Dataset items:

▼

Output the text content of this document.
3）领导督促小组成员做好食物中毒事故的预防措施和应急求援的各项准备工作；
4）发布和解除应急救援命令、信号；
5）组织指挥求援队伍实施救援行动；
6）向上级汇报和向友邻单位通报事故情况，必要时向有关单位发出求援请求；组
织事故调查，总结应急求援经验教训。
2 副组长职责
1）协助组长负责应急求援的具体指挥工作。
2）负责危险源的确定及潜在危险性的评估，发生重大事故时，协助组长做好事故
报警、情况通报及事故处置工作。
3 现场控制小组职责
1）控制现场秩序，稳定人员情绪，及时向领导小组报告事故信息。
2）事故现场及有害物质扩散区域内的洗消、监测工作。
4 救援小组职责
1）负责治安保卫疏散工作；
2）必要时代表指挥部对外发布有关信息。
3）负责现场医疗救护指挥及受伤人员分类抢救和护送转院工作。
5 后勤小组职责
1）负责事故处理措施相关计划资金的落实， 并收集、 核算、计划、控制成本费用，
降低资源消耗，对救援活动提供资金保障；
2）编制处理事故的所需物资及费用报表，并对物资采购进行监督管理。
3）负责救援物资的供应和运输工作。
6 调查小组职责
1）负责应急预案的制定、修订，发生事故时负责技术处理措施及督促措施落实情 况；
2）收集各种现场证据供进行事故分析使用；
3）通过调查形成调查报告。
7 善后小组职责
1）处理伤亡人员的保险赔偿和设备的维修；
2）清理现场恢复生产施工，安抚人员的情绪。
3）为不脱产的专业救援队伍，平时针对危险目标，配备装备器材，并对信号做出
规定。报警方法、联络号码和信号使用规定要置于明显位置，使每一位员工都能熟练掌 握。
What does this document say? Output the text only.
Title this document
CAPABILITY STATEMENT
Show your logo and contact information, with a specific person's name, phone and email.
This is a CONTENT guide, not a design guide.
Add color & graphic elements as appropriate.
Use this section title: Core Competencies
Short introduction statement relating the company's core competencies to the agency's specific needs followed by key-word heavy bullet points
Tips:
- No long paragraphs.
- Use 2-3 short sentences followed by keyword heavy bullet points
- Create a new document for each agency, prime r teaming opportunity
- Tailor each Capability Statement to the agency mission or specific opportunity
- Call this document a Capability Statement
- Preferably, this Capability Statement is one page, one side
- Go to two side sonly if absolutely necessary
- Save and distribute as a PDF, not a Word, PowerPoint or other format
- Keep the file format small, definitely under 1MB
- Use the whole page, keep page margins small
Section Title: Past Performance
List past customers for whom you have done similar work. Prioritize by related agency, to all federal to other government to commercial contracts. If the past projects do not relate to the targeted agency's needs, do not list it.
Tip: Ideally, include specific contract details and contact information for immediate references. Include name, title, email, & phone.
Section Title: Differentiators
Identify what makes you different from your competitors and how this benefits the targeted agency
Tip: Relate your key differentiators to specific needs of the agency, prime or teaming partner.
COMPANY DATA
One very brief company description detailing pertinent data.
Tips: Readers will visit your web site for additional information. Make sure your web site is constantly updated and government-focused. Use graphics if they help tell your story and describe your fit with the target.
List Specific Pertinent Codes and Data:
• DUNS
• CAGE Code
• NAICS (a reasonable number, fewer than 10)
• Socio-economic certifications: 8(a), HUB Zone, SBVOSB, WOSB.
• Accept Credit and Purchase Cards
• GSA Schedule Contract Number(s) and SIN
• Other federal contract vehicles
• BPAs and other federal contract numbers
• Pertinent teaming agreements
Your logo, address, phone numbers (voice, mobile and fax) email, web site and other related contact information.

▲
▼

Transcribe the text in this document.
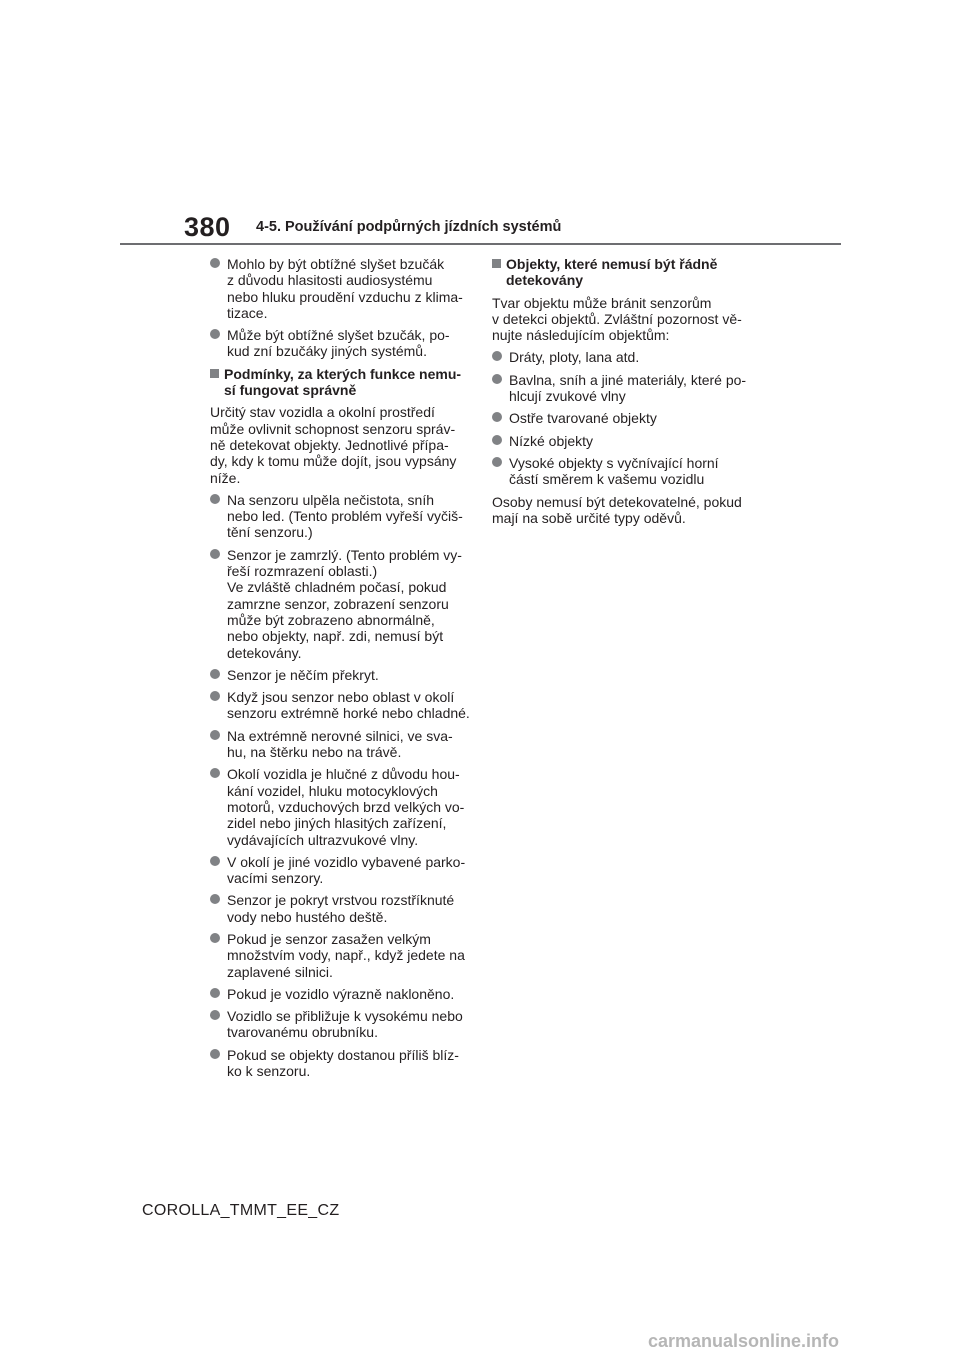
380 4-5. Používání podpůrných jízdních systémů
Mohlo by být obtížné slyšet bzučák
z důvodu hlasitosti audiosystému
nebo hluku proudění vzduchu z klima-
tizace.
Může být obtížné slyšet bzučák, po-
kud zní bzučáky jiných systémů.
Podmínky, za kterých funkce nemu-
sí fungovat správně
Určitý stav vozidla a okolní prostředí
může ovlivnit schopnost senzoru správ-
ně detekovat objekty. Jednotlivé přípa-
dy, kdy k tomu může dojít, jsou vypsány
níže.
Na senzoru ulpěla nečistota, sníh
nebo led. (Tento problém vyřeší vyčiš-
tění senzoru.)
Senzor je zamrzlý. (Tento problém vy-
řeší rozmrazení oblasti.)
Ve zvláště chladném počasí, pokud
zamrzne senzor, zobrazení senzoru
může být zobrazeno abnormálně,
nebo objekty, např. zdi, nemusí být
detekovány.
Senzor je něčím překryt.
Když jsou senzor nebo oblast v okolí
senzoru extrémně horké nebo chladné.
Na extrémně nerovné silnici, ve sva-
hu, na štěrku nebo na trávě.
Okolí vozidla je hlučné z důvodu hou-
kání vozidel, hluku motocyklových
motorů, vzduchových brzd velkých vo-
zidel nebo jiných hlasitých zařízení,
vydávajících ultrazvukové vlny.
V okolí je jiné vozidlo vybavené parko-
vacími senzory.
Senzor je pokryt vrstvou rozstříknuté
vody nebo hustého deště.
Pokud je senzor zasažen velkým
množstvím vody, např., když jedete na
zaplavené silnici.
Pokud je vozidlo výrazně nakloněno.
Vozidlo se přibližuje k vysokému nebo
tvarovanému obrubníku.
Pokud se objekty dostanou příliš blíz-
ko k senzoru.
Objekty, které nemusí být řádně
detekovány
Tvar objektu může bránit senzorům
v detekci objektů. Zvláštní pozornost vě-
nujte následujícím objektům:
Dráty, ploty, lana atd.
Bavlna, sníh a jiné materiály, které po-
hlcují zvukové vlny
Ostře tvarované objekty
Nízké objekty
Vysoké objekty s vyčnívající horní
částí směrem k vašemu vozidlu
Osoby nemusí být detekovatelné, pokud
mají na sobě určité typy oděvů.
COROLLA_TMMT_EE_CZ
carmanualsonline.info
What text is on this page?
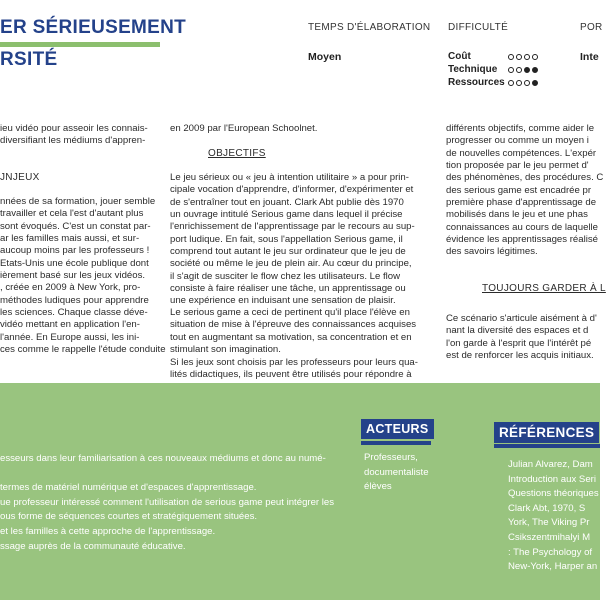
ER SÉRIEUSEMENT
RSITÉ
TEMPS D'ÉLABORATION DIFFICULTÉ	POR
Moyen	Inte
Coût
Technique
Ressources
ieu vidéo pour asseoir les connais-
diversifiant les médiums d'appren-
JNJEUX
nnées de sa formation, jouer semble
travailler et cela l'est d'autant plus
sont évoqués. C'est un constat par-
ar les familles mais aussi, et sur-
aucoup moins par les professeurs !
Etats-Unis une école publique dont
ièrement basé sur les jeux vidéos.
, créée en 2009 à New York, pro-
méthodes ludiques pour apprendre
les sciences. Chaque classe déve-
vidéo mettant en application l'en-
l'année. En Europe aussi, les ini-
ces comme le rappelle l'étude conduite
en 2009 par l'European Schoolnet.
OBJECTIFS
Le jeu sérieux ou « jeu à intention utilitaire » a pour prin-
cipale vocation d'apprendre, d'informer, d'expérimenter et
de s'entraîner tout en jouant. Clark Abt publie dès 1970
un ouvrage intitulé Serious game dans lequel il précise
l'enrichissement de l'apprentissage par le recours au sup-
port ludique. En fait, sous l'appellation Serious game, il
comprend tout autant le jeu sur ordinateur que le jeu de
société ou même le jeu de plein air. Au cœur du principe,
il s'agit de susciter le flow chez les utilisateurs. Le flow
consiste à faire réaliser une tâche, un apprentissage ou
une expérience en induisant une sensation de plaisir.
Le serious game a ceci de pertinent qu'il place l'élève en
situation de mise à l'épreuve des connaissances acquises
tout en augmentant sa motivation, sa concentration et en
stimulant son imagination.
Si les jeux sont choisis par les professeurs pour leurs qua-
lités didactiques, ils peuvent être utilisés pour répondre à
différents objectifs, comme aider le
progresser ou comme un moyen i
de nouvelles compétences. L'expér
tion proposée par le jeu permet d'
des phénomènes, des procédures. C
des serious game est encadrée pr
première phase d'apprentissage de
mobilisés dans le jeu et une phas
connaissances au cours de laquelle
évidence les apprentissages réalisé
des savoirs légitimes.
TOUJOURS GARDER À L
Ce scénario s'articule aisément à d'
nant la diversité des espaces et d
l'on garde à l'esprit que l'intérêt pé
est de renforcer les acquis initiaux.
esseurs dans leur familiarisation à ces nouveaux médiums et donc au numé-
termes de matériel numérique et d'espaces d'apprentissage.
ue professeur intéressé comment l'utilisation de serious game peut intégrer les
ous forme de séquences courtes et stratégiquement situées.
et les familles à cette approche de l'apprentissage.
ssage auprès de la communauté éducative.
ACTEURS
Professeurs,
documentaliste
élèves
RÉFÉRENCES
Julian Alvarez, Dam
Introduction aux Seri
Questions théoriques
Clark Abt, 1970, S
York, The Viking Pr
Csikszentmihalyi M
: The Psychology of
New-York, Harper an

▲

Pick out all the lines with the word "page" in them and copy them.

- Preferably, this Capability Statement is one page, one side
- Use the whole page, keep page margins small
What text is on this page?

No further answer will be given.